* **Data listing**:
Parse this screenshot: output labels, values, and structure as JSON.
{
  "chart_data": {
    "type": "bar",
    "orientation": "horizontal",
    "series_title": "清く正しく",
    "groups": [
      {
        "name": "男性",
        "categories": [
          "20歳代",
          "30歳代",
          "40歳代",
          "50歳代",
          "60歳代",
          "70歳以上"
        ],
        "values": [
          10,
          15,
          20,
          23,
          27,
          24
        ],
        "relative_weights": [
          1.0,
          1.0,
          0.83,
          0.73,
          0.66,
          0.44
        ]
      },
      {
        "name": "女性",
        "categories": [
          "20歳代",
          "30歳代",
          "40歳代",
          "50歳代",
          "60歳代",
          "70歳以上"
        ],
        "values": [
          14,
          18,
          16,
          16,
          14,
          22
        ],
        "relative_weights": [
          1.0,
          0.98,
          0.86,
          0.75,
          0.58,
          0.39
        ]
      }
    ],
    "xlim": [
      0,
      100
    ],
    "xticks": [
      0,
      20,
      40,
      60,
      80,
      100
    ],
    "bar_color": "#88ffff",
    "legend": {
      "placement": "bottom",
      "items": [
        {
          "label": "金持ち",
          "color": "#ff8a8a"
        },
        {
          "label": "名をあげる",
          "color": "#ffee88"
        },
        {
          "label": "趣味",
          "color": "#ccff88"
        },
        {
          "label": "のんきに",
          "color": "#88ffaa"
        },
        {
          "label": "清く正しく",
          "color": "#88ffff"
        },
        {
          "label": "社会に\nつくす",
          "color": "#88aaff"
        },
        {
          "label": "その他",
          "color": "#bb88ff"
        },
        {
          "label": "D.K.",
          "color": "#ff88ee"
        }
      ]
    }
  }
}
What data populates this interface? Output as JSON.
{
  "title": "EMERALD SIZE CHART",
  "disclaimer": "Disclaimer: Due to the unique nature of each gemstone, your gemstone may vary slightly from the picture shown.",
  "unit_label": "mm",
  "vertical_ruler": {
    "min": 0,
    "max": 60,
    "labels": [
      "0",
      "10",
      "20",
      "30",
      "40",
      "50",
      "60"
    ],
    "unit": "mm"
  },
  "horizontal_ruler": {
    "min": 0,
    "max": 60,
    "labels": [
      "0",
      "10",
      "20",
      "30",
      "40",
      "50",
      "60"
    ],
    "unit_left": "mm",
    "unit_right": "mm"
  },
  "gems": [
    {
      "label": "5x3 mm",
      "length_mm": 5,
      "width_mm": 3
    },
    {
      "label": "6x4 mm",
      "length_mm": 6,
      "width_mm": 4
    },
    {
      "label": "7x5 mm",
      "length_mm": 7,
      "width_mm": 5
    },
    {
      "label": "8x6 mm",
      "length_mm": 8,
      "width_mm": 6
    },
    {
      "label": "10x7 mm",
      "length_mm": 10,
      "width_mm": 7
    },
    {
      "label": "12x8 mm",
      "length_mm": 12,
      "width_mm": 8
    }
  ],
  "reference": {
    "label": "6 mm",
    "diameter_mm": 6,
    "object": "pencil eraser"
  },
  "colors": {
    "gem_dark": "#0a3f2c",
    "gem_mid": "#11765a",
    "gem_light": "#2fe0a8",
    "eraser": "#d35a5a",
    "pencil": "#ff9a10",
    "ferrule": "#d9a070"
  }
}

* **Task statement**: Without changing a word, restate the whole listing.

* **Output**:
Parse this screenshot: output labels, values, and structure as JSON.
{
  "chart_data": {
    "type": "bar",
    "orientation": "horizontal",
    "series_title": "清く正しく",
    "groups": [
      {
        "name": "男性",
        "categories": [
          "20歳代",
          "30歳代",
          "40歳代",
          "50歳代",
          "60歳代",
          "70歳以上"
        ],
        "values": [
          10,
          15,
          20,
          23,
          27,
          24
        ],
        "relative_weights": [
          1.0,
          1.0,
          0.83,
          0.73,
          0.66,
          0.44
        ]
      },
      {
        "name": "女性",
        "categories": [
          "20歳代",
          "30歳代",
          "40歳代",
          "50歳代",
          "60歳代",
          "70歳以上"
        ],
        "values": [
          14,
          18,
          16,
          16,
          14,
          22
        ],
        "relative_weights": [
          1.0,
          0.98,
          0.86,
          0.75,
          0.58,
          0.39
        ]
      }
    ],
    "xlim": [
      0,
      100
    ],
    "xticks": [
      0,
      20,
      40,
      60,
      80,
      100
    ],
    "bar_color": "#88ffff",
    "legend": {
      "placement": "bottom",
      "items": [
        {
          "label": "金持ち",
          "color": "#ff8a8a"
        },
        {
          "label": "名をあげる",
          "color": "#ffee88"
        },
        {
          "label": "趣味",
          "color": "#ccff88"
        },
        {
          "label": "のんきに",
          "color": "#88ffaa"
        },
        {
          "label": "清く正しく",
          "color": "#88ffff"
        },
        {
          "label": "社会に\nつくす",
          "color": "#88aaff"
        },
        {
          "label": "その他",
          "color": "#bb88ff"
        },
        {
          "label": "D.K.",
          "color": "#ff88ee"
        }
      ]
    }
  }
}
What data populates this interface? Output as JSON.
{
  "title": "EMERALD SIZE CHART",
  "disclaimer": "Disclaimer: Due to the unique nature of each gemstone, your gemstone may vary slightly from the picture shown.",
  "unit_label": "mm",
  "vertical_ruler": {
    "min": 0,
    "max": 60,
    "labels": [
      "0",
      "10",
      "20",
      "30",
      "40",
      "50",
      "60"
    ],
    "unit": "mm"
  },
  "horizontal_ruler": {
    "min": 0,
    "max": 60,
    "labels": [
      "0",
      "10",
      "20",
      "30",
      "40",
      "50",
      "60"
    ],
    "unit_left": "mm",
    "unit_right": "mm"
  },
  "gems": [
    {
      "label": "5x3 mm",
      "length_mm": 5,
      "width_mm": 3
    },
    {
      "label": "6x4 mm",
      "length_mm": 6,
      "width_mm": 4
    },
    {
      "label": "7x5 mm",
      "length_mm": 7,
      "width_mm": 5
    },
    {
      "label": "8x6 mm",
      "length_mm": 8,
      "width_mm": 6
    },
    {
      "label": "10x7 mm",
      "length_mm": 10,
      "width_mm": 7
    },
    {
      "label": "12x8 mm",
      "length_mm": 12,
      "width_mm": 8
    }
  ],
  "reference": {
    "label": "6 mm",
    "diameter_mm": 6,
    "object": "pencil eraser"
  },
  "colors": {
    "gem_dark": "#0a3f2c",
    "gem_mid": "#11765a",
    "gem_light": "#2fe0a8",
    "eraser": "#d35a5a",
    "pencil": "#ff9a10",
    "ferrule": "#d9a070"
  }
}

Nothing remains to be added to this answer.